■ **Task**
Where does "text" occur in the listing? Copy every line that holds it.

----

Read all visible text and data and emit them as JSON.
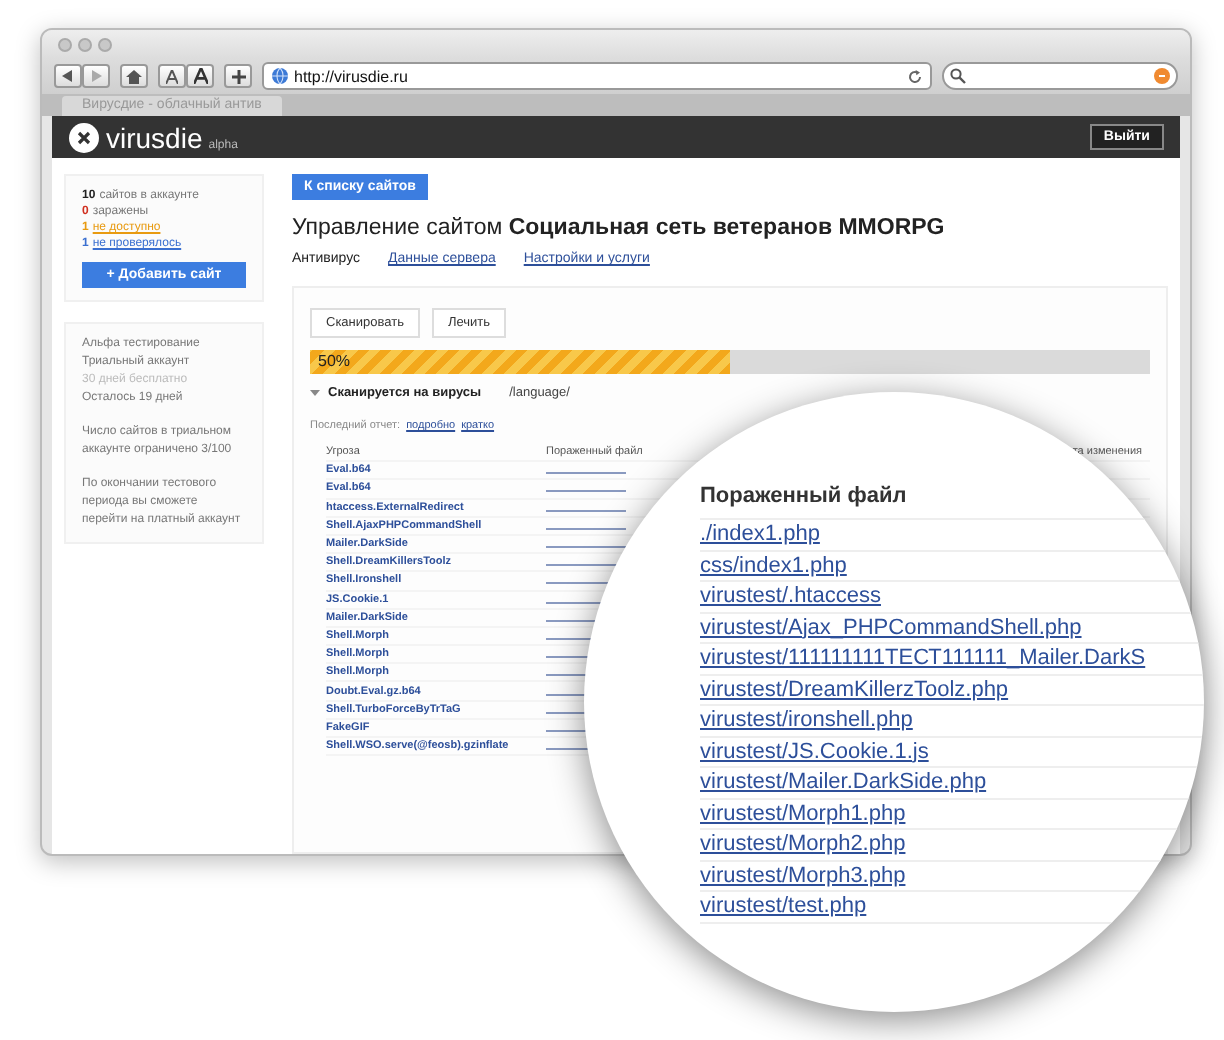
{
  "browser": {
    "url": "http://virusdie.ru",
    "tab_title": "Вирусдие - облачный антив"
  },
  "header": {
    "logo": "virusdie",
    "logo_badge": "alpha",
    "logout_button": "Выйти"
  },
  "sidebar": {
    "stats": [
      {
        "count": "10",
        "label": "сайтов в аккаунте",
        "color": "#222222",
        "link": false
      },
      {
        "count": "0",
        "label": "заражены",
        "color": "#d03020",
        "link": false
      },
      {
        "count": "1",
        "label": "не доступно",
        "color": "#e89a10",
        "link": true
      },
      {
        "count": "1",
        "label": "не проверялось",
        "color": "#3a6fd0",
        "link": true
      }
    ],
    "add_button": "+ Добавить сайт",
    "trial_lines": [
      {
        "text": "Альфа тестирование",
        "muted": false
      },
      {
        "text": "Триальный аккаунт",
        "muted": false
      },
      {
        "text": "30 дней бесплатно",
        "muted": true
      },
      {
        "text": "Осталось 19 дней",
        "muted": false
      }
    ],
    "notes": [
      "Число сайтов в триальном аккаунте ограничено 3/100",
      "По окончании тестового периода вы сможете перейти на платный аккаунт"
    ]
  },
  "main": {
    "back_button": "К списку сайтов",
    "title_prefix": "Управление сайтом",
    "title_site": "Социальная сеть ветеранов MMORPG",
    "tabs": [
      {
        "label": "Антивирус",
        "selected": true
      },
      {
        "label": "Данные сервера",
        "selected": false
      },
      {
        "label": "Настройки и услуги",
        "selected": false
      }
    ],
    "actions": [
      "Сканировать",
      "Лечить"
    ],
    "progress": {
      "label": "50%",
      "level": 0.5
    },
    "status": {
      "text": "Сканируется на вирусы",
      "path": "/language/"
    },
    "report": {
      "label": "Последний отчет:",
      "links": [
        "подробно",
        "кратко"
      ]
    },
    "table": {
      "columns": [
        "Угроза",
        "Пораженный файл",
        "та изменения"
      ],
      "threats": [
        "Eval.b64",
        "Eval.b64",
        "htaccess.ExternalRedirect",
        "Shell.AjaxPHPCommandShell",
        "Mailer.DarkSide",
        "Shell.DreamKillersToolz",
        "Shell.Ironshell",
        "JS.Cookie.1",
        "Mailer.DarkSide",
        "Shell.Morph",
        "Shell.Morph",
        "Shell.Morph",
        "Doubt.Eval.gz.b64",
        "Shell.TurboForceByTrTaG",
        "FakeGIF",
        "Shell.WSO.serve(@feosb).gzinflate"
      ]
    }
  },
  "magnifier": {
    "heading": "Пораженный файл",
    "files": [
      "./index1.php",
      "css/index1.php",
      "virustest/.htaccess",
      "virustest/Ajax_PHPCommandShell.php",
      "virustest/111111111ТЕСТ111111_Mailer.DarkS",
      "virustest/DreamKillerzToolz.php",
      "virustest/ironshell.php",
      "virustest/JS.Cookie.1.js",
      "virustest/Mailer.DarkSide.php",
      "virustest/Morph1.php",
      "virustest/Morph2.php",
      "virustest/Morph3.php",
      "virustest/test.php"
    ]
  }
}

----

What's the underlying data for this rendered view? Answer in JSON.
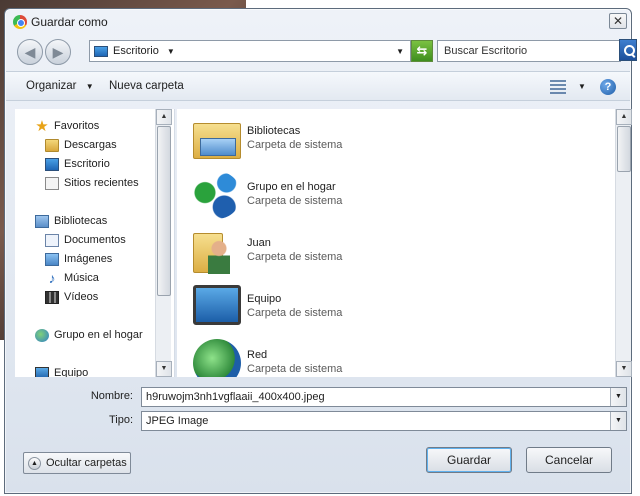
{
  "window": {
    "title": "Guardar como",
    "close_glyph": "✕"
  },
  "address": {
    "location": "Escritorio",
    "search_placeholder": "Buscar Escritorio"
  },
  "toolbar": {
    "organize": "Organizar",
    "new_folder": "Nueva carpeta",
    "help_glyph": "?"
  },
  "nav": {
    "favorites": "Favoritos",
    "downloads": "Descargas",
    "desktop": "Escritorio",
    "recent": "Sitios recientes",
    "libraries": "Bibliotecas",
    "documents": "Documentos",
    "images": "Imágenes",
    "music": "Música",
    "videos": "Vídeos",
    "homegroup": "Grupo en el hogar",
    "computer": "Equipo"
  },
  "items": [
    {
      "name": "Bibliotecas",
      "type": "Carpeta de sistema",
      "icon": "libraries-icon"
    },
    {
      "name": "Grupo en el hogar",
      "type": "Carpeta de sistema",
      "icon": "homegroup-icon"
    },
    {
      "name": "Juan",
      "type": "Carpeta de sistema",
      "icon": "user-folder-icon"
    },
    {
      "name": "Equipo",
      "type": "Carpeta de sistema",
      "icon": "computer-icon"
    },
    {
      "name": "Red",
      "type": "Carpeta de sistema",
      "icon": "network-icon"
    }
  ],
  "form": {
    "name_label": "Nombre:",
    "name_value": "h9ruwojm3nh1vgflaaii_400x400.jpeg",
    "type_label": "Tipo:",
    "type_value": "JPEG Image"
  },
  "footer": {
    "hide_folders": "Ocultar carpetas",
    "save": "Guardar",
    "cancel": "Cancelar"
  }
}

----

■ **Output below**
Read all visible text and data and emit them as JSON.
        "text": "Альфа тестирование",
        "text": "Триальный аккаунт",
        "text": "30 дней бесплатно",
        "text": "Осталось 19 дней",
      "text": "Сканируется на вирусы",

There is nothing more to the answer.